> **Stored records**:
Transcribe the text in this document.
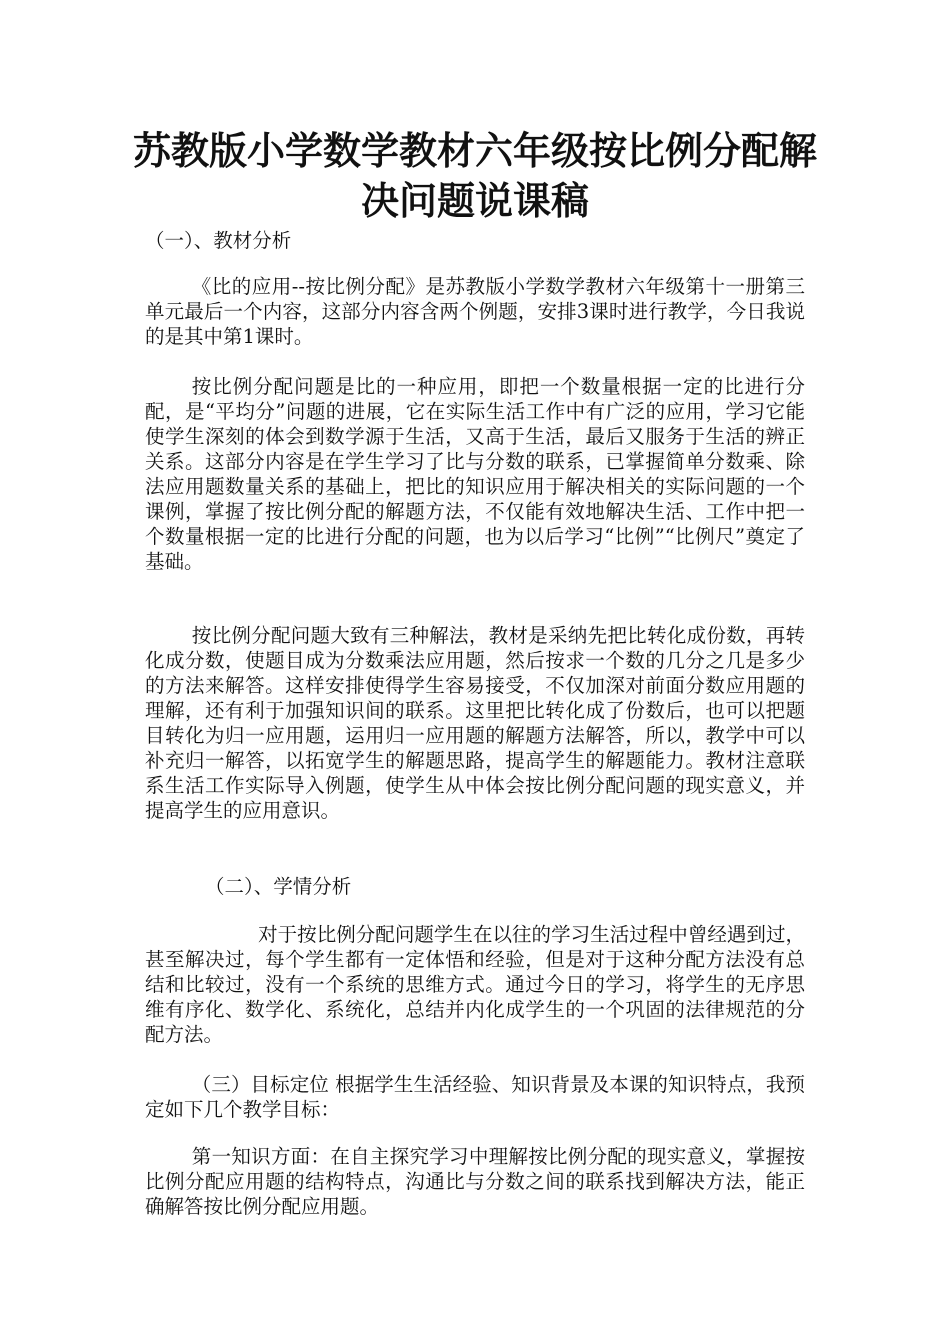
苏教版小学数学教材六年级按比例分配解决问题说课稿

（一）、教材分析

《比的应用--按比例分配》是苏教版小学数学教材六年级第十一册第三单元最后一个内容，这部分内容含两个例题，安排3课时进行教学，今日我说的是其中第1课时。

按比例分配问题是比的一种应用，即把一个数量根据一定的比进行分配，是“平均分”问题的进展，它在实际生活工作中有广泛的应用，学习它能使学生深刻的体会到数学源于生活，又高于生活，最后又服务于生活的辨正关系。这部分内容是在学生学习了比与分数的联系，已掌握简单分数乘、除法应用题数量关系的基础上，把比的知识应用于解决相关的实际问题的一个课例，掌握了按比例分配的解题方法，不仅能有效地解决生活、工作中把一个数量根据一定的比进行分配的问题，也为以后学习“比例”“比例尺”奠定了基础。

按比例分配问题大致有三种解法，教材是采纳先把比转化成份数，再转化成分数，使题目成为分数乘法应用题，然后按求一个数的几分之几是多少的方法来解答。这样安排使得学生容易接受，不仅加深对前面分数应用题的理解，还有利于加强知识间的联系。这里把比转化成了份数后，也可以把题目转化为归一应用题，运用归一应用题的解题方法解答，所以，教学中可以补充归一解答，以拓宽学生的解题思路，提高学生的解题能力。教材注意联系生活工作实际导入例题，使学生从中体会按比例分配问题的现实意义，并提高学生的应用意识。

（二）、学情分析

对于按比例分配问题学生在以往的学习生活过程中曾经遇到过，甚至解决过，每个学生都有一定体悟和经验，但是对于这种分配方法没有总结和比较过，没有一个系统的思维方式。通过今日的学习，将学生的无序思维有序化、数学化、系统化，总结并内化成学生的一个巩固的法律规范的分配方法。

（三）目标定位 根据学生生活经验、知识背景及本课的知识特点，我预定如下几个教学目标：

第一知识方面：在自主探究学习中理解按比例分配的现实意义，掌握按比例分配应用题的结构特点，沟通比与分数之间的联系找到解决方法，能正确解答按比例分配应用题。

> **Exercise goal**: Repeat the listing verbatim. Skip the pictures.

> **Final result**:
Transcribe the text in this document.
苏教版小学数学教材六年级按比例分配解决问题说课稿

（一）、教材分析

《比的应用--按比例分配》是苏教版小学数学教材六年级第十一册第三单元最后一个内容，这部分内容含两个例题，安排3课时进行教学，今日我说的是其中第1课时。

按比例分配问题是比的一种应用，即把一个数量根据一定的比进行分配，是“平均分”问题的进展，它在实际生活工作中有广泛的应用，学习它能使学生深刻的体会到数学源于生活，又高于生活，最后又服务于生活的辨正关系。这部分内容是在学生学习了比与分数的联系，已掌握简单分数乘、除法应用题数量关系的基础上，把比的知识应用于解决相关的实际问题的一个课例，掌握了按比例分配的解题方法，不仅能有效地解决生活、工作中把一个数量根据一定的比进行分配的问题，也为以后学习“比例”“比例尺”奠定了基础。

按比例分配问题大致有三种解法，教材是采纳先把比转化成份数，再转化成分数，使题目成为分数乘法应用题，然后按求一个数的几分之几是多少的方法来解答。这样安排使得学生容易接受，不仅加深对前面分数应用题的理解，还有利于加强知识间的联系。这里把比转化成了份数后，也可以把题目转化为归一应用题，运用归一应用题的解题方法解答，所以，教学中可以补充归一解答，以拓宽学生的解题思路，提高学生的解题能力。教材注意联系生活工作实际导入例题，使学生从中体会按比例分配问题的现实意义，并提高学生的应用意识。

（二）、学情分析

对于按比例分配问题学生在以往的学习生活过程中曾经遇到过，甚至解决过，每个学生都有一定体悟和经验，但是对于这种分配方法没有总结和比较过，没有一个系统的思维方式。通过今日的学习，将学生的无序思维有序化、数学化、系统化，总结并内化成学生的一个巩固的法律规范的分配方法。

（三）目标定位 根据学生生活经验、知识背景及本课的知识特点，我预定如下几个教学目标：

第一知识方面：在自主探究学习中理解按比例分配的现实意义，掌握按比例分配应用题的结构特点，沟通比与分数之间的联系找到解决方法，能正确解答按比例分配应用题。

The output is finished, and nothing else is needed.